*Written request*: Copy out each line that has "title" in it.

● ● ● ● ● ● ●

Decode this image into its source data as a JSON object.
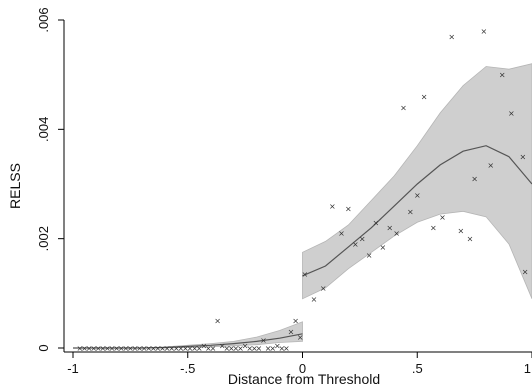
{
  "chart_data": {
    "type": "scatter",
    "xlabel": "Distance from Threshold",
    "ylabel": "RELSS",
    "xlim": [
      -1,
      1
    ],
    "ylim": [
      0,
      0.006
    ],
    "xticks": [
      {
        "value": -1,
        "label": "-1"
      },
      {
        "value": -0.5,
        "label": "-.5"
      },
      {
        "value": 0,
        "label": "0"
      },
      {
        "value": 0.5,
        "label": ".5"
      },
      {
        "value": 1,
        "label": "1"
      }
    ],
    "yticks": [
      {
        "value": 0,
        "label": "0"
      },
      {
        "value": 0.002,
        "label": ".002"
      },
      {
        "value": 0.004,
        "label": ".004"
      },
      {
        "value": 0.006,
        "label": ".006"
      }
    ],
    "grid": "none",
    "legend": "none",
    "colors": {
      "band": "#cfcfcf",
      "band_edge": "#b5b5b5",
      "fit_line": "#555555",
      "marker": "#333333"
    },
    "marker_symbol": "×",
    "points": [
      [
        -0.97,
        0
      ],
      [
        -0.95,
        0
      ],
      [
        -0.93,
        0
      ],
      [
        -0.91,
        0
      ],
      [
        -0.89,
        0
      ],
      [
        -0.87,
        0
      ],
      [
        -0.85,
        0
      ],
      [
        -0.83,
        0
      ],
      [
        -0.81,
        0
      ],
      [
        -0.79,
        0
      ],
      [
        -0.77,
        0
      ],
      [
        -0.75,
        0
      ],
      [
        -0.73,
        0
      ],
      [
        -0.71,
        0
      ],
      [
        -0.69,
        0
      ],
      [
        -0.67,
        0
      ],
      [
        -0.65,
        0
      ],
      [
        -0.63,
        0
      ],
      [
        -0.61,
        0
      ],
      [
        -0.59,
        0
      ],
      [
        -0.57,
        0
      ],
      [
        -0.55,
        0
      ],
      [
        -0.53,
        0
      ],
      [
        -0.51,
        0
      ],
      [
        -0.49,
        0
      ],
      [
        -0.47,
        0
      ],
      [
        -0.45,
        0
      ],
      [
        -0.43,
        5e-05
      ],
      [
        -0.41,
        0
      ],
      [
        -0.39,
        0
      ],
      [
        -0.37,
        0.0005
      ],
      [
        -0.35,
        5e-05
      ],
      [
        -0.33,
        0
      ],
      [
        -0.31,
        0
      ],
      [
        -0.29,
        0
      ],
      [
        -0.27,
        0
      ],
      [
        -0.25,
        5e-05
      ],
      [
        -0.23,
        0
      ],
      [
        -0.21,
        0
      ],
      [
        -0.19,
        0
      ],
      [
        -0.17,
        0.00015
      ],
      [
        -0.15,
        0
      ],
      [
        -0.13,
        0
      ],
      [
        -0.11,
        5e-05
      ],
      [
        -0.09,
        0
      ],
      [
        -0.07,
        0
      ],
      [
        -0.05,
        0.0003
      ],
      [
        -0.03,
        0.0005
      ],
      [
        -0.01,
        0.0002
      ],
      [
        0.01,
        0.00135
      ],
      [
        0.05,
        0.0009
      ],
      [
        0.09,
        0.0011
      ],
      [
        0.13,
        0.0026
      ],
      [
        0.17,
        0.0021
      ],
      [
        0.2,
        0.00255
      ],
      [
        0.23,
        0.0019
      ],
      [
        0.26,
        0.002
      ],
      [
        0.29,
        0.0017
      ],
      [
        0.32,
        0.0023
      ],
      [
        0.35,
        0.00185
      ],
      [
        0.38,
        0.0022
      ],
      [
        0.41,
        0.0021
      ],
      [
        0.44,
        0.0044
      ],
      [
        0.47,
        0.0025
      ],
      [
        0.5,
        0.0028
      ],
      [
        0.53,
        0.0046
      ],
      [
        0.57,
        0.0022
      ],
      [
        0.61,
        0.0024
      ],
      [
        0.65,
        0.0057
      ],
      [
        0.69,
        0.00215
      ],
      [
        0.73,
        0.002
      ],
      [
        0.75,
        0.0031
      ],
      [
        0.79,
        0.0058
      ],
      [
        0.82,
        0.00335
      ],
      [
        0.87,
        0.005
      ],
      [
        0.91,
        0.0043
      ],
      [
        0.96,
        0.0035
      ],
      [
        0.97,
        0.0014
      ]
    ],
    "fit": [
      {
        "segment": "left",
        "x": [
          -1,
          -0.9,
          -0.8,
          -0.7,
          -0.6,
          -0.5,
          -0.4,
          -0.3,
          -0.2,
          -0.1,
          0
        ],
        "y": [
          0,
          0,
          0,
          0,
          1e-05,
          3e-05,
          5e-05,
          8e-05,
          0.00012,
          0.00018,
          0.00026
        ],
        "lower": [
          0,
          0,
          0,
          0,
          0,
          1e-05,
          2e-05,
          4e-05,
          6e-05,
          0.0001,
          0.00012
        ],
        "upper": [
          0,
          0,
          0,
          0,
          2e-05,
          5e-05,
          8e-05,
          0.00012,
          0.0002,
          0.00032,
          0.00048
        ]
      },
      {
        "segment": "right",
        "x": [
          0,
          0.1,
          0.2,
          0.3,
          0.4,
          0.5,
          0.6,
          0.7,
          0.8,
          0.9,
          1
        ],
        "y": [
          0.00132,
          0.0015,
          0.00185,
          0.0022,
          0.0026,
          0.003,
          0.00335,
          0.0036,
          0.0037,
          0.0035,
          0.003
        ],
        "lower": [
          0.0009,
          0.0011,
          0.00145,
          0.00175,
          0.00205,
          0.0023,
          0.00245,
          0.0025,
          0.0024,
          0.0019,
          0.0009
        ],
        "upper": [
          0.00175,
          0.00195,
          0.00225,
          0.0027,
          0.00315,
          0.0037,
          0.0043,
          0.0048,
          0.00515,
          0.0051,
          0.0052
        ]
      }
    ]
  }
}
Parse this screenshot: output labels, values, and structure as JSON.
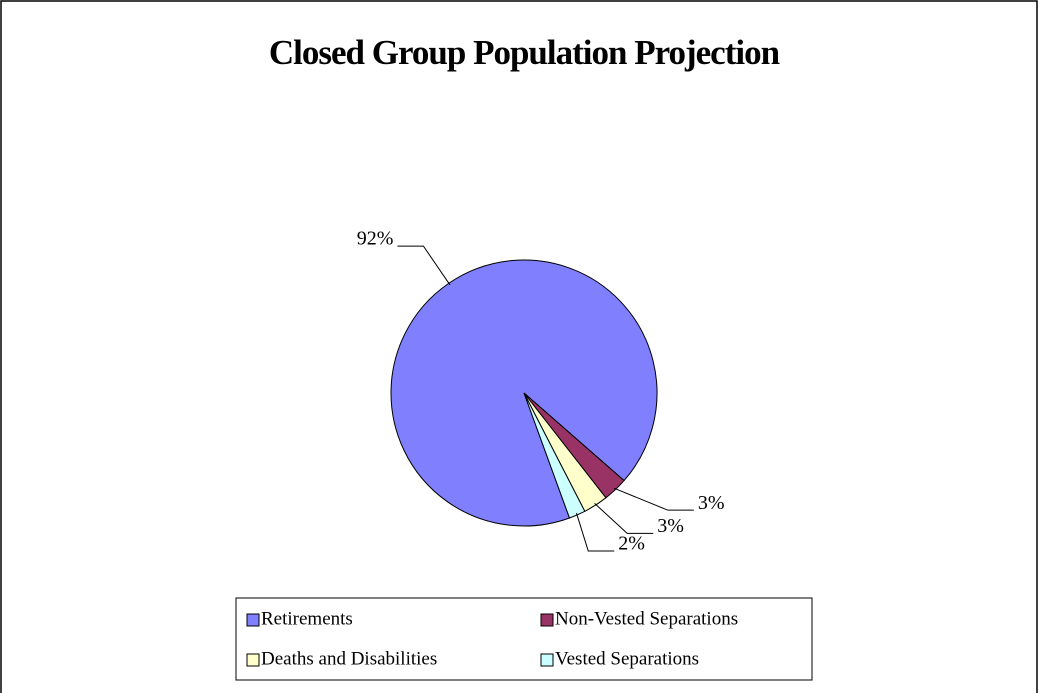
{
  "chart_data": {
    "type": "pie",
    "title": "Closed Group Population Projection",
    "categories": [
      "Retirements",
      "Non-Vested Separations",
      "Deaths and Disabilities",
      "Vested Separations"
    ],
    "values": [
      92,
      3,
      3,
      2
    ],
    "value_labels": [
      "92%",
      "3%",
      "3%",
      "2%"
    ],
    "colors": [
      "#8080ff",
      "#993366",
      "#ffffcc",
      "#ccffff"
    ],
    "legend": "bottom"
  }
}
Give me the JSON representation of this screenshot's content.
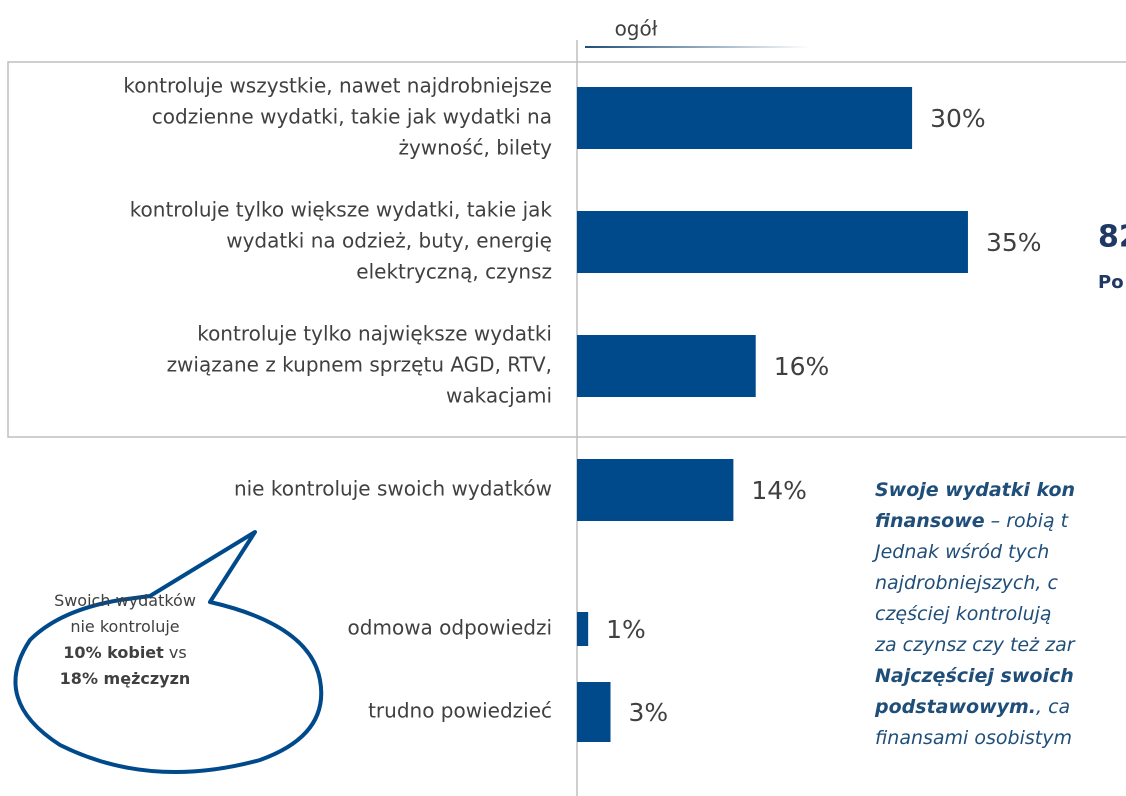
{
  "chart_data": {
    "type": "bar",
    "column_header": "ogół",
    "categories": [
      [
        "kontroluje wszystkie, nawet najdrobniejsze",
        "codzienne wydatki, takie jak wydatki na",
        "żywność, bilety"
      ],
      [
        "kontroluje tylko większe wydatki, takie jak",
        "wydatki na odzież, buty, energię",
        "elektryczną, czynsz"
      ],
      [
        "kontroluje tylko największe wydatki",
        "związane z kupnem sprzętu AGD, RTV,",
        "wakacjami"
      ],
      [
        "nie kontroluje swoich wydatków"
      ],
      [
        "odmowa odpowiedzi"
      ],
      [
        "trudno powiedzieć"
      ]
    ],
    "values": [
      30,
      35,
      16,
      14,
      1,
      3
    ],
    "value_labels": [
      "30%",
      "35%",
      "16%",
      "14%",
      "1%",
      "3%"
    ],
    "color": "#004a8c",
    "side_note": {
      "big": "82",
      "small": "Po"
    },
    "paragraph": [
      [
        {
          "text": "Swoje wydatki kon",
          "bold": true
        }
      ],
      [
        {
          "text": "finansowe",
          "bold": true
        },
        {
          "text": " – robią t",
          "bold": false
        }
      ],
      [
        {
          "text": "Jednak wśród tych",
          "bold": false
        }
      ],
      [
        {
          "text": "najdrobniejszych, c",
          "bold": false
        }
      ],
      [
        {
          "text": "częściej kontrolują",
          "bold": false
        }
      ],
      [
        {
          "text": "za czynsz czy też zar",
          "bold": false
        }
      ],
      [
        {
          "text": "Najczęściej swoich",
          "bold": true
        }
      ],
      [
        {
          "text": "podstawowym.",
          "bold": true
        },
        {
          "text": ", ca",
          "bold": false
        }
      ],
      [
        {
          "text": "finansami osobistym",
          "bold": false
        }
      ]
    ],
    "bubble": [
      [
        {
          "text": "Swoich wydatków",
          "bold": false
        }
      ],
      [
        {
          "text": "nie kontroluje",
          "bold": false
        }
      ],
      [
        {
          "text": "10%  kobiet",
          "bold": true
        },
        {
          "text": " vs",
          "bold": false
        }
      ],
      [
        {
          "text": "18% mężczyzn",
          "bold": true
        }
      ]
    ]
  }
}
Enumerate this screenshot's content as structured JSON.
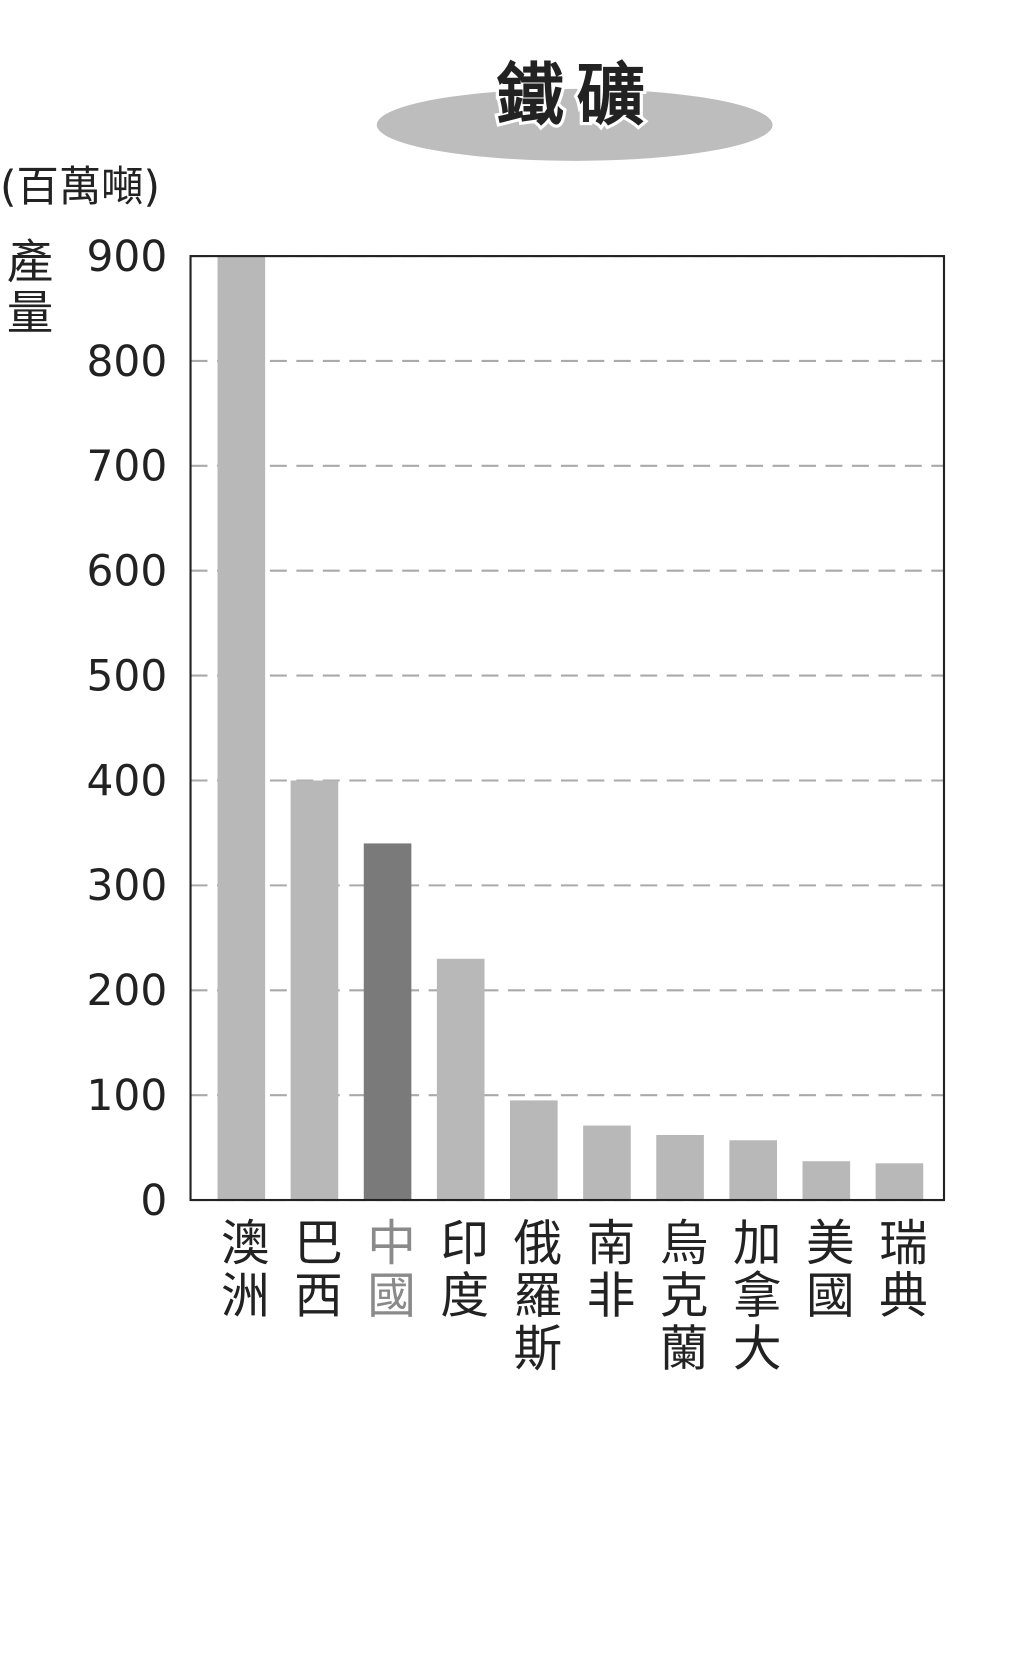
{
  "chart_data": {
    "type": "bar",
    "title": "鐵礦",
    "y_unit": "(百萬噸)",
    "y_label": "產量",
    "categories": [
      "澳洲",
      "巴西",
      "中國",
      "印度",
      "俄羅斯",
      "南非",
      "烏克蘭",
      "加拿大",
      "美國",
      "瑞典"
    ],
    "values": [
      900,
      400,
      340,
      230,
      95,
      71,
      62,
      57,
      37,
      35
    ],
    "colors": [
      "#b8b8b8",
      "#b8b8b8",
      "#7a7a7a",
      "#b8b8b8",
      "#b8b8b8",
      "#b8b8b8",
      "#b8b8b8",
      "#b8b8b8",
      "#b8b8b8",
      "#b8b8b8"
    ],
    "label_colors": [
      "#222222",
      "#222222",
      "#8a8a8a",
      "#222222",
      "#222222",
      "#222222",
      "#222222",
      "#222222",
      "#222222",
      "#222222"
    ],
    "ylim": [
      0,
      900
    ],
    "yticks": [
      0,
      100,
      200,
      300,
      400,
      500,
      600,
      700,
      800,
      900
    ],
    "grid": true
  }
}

● ● ● ● ● ● ●

*Full answer*:
    "title": "Closed Group Population Projection",
    "title": "鐵礦",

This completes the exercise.